BEGIN DATA SECTION

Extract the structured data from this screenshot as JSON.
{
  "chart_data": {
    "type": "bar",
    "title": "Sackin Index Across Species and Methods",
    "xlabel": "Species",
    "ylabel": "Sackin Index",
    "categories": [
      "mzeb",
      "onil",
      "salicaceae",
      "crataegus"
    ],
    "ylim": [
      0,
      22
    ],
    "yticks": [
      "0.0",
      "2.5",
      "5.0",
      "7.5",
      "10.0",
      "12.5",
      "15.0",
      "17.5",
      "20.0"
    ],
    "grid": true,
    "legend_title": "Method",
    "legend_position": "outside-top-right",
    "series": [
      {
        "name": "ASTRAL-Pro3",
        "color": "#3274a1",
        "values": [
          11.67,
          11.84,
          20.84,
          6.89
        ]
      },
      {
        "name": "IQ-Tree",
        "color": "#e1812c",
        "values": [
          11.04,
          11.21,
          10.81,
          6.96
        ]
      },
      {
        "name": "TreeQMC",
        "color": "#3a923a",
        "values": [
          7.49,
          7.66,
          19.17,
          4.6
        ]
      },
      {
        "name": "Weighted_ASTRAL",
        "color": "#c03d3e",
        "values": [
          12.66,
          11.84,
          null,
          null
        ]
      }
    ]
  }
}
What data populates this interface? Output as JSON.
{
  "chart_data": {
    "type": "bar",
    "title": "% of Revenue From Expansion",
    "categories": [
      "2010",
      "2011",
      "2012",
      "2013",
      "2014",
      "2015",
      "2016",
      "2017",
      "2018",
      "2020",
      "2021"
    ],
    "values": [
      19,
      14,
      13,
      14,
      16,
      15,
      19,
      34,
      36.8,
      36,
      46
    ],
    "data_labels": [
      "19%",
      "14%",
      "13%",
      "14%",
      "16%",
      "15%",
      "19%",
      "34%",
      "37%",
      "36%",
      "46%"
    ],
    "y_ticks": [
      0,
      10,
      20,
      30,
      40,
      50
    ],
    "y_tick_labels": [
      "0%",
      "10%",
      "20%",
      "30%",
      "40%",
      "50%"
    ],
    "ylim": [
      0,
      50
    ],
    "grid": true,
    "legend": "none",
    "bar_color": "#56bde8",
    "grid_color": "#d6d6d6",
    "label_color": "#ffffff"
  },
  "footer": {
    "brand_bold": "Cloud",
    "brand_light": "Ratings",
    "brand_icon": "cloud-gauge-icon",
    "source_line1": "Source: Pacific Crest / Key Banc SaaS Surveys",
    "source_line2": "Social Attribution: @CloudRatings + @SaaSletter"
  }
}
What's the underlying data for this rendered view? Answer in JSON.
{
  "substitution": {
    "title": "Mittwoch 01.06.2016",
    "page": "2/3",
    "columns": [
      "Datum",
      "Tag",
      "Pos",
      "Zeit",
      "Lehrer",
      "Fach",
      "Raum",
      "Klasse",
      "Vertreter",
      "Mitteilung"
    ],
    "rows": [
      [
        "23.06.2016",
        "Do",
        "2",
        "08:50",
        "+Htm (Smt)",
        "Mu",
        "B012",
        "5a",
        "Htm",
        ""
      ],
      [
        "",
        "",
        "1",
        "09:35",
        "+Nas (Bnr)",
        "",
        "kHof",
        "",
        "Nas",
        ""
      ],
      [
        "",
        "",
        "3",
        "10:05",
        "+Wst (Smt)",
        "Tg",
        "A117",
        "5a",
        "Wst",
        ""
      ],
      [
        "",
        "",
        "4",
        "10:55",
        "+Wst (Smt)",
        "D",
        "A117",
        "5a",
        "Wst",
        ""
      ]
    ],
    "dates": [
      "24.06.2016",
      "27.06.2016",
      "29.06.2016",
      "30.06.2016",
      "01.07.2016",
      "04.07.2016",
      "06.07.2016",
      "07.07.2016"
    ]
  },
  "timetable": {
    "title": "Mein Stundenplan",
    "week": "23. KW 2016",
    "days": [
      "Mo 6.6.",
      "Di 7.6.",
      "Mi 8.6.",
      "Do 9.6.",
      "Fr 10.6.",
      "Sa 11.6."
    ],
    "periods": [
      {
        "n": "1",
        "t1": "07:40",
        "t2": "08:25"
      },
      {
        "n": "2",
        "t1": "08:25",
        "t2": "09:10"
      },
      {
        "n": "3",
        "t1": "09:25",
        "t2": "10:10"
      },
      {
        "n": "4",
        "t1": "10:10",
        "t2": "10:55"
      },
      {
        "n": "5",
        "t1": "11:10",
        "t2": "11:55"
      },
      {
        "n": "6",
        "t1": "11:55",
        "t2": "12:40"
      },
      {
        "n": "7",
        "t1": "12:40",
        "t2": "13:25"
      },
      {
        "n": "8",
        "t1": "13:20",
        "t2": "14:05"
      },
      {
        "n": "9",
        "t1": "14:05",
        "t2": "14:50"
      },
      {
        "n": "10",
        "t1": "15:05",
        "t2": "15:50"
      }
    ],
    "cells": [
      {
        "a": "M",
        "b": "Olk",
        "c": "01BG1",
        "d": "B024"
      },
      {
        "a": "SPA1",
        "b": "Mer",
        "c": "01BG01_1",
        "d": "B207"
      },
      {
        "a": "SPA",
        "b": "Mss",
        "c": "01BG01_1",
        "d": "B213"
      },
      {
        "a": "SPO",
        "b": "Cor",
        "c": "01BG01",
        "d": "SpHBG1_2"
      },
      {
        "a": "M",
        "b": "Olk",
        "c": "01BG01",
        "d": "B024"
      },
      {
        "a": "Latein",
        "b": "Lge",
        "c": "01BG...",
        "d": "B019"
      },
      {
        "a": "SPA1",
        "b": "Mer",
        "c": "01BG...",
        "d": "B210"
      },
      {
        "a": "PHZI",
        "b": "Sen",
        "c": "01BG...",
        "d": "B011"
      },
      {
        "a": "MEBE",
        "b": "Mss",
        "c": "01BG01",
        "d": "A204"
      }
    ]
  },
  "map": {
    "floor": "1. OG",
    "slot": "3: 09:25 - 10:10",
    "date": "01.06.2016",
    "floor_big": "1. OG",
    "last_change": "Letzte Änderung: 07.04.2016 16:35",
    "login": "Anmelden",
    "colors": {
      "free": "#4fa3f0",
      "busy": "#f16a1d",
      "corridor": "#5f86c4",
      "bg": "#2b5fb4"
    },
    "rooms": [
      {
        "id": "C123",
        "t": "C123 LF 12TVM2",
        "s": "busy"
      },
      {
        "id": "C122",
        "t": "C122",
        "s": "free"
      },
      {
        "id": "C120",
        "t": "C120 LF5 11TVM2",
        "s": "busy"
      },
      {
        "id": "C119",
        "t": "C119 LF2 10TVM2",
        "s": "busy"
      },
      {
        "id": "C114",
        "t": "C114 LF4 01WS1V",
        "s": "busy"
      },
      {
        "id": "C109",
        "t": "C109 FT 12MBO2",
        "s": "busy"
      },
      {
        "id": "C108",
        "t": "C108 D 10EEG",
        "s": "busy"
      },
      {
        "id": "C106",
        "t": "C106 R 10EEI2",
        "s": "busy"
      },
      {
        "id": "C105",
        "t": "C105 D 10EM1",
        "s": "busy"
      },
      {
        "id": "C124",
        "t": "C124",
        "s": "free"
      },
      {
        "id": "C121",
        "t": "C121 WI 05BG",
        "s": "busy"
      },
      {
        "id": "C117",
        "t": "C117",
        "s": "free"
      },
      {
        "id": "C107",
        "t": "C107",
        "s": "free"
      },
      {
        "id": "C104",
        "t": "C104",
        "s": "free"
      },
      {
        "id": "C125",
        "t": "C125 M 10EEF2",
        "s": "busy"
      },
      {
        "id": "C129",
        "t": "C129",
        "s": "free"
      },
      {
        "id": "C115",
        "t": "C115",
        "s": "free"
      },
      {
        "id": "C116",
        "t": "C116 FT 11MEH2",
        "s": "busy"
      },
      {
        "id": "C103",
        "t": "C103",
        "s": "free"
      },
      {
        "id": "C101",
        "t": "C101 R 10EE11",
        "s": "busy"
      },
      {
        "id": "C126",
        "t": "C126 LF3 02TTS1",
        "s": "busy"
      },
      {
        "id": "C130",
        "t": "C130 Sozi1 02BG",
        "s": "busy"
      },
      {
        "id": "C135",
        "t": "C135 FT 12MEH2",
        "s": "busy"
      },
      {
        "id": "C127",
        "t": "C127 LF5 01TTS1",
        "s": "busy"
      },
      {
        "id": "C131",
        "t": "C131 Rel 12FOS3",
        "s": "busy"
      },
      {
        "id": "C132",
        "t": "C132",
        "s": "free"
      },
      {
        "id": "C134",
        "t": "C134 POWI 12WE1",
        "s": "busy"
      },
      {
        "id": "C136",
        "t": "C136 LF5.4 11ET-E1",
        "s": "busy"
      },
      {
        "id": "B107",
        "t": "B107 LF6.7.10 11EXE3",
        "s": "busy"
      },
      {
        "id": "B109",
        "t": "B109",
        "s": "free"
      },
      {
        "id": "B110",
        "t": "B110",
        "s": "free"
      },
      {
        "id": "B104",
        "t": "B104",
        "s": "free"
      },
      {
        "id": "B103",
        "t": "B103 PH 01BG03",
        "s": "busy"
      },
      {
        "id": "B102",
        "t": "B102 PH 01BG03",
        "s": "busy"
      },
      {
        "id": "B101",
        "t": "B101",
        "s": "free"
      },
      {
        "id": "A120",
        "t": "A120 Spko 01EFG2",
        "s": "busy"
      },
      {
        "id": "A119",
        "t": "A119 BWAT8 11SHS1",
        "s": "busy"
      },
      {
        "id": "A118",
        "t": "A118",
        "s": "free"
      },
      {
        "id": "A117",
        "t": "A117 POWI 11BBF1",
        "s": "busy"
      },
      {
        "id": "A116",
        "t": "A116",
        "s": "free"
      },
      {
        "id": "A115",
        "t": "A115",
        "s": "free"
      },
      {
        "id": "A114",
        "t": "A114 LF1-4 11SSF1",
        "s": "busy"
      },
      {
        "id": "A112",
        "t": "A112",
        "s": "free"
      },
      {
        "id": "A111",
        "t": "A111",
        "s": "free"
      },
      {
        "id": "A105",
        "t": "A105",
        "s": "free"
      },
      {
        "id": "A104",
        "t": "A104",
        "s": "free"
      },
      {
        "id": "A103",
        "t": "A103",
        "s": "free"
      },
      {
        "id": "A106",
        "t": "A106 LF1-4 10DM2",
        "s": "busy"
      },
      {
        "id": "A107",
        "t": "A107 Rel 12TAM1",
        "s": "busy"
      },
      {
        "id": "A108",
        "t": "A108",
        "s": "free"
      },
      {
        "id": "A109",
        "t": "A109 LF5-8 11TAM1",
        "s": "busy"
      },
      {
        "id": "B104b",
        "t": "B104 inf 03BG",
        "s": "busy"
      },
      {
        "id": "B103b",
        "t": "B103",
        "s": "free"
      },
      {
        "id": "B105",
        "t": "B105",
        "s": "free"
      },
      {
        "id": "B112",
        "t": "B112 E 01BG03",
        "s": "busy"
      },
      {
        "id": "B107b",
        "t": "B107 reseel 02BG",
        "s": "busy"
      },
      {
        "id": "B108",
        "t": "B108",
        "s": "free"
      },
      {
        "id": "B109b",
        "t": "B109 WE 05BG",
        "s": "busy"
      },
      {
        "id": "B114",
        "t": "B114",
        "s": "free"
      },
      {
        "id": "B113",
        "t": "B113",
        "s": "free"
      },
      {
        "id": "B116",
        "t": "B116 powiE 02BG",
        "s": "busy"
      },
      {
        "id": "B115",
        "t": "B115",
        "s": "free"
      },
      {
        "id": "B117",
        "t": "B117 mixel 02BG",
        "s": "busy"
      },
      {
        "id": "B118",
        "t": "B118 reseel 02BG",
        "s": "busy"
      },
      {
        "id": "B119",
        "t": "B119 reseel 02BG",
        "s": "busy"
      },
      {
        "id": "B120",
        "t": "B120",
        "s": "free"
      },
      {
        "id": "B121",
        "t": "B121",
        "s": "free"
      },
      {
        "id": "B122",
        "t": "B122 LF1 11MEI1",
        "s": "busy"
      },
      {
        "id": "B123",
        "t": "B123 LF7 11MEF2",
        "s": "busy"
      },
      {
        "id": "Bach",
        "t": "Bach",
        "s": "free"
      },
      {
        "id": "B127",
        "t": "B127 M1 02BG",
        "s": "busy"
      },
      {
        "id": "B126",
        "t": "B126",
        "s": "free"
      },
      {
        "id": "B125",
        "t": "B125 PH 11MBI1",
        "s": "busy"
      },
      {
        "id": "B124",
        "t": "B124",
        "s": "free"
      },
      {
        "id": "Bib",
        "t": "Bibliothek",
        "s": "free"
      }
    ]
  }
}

END DATA SECTION

## EXERCISE DETAILS
Wherever the word "JSON" occurs in a line of the listing, copy that line.

## EXPECTED OUTPUT
Extract the structured data from this screenshot as JSON.
What data populates this interface? Output as JSON.
What's the underlying data for this rendered view? Answer in JSON.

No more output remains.